* Start Records shown *

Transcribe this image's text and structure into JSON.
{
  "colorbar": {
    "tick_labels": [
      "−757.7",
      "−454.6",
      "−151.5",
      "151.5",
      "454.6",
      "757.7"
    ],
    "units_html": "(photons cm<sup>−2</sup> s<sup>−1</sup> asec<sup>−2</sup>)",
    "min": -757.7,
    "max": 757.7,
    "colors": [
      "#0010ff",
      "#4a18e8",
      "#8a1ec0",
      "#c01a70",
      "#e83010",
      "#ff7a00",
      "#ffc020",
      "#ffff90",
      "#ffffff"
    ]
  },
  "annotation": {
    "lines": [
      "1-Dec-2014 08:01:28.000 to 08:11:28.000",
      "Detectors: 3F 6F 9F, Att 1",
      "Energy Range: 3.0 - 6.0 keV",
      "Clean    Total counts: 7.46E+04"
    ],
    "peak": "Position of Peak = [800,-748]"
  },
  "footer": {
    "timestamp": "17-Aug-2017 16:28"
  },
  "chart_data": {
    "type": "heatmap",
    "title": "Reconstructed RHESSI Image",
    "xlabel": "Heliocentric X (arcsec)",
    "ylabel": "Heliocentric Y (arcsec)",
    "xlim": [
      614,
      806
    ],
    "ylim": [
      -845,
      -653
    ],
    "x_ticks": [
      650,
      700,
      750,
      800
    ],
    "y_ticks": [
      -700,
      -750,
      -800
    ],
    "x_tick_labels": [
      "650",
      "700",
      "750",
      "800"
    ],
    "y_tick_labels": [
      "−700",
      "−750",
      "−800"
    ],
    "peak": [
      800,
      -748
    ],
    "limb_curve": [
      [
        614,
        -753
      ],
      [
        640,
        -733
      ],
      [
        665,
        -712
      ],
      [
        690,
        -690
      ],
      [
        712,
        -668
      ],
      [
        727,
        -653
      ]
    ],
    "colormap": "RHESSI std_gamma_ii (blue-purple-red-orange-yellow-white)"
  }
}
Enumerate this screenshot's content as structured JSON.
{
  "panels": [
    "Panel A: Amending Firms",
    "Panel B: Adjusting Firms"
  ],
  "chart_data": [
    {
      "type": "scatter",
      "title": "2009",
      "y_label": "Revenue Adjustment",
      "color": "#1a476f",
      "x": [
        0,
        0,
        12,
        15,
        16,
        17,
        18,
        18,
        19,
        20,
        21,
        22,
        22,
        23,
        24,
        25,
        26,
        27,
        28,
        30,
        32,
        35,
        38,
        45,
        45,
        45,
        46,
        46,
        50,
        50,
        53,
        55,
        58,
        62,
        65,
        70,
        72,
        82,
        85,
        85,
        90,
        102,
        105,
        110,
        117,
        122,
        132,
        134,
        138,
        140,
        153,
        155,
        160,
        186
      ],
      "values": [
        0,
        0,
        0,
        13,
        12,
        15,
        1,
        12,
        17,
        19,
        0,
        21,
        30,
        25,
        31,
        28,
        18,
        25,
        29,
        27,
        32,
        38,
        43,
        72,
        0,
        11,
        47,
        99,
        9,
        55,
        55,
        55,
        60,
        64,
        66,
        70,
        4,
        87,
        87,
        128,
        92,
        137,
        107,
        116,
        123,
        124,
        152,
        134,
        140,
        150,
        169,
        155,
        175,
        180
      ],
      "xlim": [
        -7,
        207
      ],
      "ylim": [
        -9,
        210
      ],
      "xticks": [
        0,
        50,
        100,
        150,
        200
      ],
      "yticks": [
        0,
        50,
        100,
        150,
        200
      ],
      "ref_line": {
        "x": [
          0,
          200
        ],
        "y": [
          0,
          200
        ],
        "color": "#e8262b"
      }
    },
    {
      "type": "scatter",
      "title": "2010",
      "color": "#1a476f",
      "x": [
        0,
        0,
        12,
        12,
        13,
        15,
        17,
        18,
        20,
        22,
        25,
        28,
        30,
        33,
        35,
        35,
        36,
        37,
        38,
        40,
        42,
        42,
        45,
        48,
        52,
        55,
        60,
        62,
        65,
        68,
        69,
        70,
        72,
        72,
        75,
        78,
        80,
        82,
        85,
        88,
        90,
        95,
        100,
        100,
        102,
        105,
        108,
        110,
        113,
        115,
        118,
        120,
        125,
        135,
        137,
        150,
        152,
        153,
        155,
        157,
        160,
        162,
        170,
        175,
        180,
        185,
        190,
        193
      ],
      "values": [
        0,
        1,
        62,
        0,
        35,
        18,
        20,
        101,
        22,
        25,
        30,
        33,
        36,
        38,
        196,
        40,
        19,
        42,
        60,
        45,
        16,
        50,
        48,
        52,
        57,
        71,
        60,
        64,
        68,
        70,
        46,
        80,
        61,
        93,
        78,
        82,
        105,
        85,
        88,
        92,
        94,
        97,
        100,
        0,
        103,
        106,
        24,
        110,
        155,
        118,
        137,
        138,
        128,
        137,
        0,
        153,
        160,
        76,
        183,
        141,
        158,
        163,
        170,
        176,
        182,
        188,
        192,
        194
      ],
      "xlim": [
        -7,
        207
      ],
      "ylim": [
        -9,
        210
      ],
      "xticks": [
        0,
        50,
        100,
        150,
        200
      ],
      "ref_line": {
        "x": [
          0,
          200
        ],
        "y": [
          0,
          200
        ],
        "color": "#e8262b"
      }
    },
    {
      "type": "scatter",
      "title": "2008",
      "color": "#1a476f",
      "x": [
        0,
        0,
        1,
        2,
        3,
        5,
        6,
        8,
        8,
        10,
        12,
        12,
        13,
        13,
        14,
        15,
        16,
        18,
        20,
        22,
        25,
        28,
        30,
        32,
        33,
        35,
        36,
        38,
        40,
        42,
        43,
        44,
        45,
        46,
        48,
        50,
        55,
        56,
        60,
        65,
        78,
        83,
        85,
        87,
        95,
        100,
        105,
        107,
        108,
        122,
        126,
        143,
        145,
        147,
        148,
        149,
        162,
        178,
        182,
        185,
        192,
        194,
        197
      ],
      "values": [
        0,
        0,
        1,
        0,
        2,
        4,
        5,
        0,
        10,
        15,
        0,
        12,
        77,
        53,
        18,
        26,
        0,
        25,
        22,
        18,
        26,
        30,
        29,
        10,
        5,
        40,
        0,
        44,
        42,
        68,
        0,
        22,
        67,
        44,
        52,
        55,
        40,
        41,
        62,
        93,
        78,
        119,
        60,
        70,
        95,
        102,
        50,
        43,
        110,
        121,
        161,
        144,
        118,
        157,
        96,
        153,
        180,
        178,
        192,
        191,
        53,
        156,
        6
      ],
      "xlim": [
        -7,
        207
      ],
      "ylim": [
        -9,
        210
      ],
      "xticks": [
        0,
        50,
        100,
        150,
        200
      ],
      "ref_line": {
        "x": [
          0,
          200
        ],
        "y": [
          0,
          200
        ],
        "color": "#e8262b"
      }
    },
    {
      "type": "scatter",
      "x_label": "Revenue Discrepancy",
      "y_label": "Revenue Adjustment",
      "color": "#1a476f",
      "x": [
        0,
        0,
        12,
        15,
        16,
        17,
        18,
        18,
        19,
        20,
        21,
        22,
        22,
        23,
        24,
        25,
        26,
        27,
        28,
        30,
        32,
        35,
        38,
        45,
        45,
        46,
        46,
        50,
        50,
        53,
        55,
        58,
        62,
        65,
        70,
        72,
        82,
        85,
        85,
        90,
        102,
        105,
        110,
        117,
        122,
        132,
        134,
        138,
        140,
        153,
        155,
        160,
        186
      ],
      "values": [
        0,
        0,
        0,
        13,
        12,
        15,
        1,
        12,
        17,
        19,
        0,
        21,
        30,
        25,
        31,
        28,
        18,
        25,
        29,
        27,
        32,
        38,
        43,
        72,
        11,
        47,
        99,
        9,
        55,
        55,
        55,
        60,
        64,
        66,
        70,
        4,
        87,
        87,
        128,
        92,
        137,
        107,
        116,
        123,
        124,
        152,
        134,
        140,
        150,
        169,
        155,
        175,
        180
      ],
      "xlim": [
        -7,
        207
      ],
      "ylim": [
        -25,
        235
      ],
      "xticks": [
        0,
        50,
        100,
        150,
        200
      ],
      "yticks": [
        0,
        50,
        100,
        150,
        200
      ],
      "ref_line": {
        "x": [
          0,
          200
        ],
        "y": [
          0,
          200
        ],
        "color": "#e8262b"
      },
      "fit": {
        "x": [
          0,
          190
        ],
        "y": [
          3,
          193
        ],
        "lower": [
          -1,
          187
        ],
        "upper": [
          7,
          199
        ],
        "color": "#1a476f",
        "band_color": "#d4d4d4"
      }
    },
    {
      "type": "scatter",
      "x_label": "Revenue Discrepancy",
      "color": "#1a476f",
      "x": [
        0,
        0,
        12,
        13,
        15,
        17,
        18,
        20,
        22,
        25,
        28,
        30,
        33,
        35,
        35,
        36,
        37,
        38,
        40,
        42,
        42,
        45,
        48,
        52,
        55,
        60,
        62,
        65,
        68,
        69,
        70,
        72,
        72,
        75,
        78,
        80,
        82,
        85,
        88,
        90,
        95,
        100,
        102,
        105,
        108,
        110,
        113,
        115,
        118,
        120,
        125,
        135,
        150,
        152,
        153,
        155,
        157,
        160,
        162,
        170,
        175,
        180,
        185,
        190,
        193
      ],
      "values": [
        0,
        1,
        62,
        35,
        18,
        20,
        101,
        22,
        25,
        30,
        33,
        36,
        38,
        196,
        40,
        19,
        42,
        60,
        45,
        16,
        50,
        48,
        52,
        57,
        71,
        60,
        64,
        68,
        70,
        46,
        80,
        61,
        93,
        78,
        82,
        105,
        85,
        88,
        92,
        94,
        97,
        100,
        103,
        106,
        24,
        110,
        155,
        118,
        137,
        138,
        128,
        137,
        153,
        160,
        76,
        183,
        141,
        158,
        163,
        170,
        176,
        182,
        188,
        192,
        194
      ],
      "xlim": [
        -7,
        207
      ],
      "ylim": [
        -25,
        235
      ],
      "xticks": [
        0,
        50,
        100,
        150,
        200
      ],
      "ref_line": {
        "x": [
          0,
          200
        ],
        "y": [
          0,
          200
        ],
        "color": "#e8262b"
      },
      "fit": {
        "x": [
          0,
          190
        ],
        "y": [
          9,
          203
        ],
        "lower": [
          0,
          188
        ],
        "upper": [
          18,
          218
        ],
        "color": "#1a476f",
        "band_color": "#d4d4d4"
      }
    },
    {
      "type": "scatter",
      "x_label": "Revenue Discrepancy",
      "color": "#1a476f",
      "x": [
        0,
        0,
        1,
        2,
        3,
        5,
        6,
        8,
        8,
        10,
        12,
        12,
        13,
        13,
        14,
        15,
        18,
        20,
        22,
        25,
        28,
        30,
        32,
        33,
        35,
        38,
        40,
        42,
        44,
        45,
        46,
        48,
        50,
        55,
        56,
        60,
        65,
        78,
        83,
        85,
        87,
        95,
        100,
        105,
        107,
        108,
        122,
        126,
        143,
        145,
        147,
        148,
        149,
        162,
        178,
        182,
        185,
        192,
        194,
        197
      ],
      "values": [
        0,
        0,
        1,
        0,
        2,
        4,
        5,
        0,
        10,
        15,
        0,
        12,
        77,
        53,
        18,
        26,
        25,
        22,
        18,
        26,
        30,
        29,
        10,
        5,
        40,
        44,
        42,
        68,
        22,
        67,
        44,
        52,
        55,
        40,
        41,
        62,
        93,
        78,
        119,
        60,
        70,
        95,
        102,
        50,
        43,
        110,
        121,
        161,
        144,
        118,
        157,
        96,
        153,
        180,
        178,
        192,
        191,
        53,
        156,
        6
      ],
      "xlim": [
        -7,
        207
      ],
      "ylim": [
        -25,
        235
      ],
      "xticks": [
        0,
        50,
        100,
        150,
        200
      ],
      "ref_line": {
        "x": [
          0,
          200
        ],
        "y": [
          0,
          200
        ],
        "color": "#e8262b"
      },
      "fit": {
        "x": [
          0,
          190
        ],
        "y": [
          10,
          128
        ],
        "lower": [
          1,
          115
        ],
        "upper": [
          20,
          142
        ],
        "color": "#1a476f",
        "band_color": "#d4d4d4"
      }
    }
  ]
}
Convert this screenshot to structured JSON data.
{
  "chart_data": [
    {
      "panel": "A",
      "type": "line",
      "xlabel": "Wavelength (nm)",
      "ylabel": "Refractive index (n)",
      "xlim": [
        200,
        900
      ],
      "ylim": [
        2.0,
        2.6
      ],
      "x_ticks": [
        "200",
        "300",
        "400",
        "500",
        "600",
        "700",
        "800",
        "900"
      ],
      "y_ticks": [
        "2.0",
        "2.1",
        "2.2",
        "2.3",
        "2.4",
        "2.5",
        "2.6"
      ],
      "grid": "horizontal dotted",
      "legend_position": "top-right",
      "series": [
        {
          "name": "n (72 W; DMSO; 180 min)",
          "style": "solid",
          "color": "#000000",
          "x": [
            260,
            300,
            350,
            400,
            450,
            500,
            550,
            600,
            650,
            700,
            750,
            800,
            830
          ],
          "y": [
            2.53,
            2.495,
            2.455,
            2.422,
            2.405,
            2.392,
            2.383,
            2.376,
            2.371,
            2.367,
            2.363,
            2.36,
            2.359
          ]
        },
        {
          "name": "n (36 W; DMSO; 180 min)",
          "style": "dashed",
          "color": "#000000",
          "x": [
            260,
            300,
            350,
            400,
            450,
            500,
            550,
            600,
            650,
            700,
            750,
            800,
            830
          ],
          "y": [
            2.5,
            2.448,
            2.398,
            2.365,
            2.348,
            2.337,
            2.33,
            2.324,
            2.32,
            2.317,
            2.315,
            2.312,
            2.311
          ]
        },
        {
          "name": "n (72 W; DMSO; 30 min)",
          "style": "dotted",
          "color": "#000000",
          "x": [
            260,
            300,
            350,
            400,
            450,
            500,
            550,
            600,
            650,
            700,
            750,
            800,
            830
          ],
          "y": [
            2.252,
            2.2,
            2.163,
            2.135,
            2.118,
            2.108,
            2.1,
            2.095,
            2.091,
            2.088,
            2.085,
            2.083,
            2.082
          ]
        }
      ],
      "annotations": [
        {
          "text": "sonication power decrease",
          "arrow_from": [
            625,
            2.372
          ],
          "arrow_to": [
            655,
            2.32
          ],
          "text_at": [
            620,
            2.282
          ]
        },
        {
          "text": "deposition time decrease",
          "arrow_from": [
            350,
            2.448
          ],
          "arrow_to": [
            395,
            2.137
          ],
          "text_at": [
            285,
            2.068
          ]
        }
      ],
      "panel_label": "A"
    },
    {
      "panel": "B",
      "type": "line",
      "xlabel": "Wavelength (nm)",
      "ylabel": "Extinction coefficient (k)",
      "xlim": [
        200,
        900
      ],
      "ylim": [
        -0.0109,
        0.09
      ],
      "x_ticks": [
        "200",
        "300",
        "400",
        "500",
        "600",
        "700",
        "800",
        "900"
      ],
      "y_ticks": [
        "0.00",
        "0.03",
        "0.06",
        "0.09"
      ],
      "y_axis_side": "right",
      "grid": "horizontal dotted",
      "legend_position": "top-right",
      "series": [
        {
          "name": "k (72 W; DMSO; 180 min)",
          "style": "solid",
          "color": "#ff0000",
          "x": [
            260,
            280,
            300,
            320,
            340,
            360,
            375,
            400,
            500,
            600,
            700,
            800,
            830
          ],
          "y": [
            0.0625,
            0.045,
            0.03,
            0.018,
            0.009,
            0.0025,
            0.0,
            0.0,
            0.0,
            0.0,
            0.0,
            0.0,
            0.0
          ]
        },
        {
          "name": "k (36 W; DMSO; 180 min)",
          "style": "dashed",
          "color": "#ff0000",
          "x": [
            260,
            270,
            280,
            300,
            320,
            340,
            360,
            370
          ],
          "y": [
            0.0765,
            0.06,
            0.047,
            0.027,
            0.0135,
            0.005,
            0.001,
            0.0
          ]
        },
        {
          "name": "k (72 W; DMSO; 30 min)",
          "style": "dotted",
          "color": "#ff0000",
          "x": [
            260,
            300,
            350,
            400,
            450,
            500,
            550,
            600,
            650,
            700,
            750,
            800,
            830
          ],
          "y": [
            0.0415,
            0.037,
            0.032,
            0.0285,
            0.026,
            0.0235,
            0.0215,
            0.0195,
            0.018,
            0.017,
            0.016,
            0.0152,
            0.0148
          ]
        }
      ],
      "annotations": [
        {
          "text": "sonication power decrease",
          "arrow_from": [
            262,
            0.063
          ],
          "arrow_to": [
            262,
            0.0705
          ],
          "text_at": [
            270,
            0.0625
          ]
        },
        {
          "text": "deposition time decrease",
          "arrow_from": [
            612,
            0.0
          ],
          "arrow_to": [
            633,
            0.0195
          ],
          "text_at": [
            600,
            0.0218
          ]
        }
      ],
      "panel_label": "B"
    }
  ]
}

* End Records shown *

Written instruction: Identify lines with the string "name". Copy each one.

Output of the exercise:
          "name": "n (72 W; DMSO; 180 min)",
          "name": "n (36 W; DMSO; 180 min)",
          "name": "n (72 W; DMSO; 30 min)",
          "name": "k (72 W; DMSO; 180 min)",
          "name": "k (36 W; DMSO; 180 min)",
          "name": "k (72 W; DMSO; 30 min)",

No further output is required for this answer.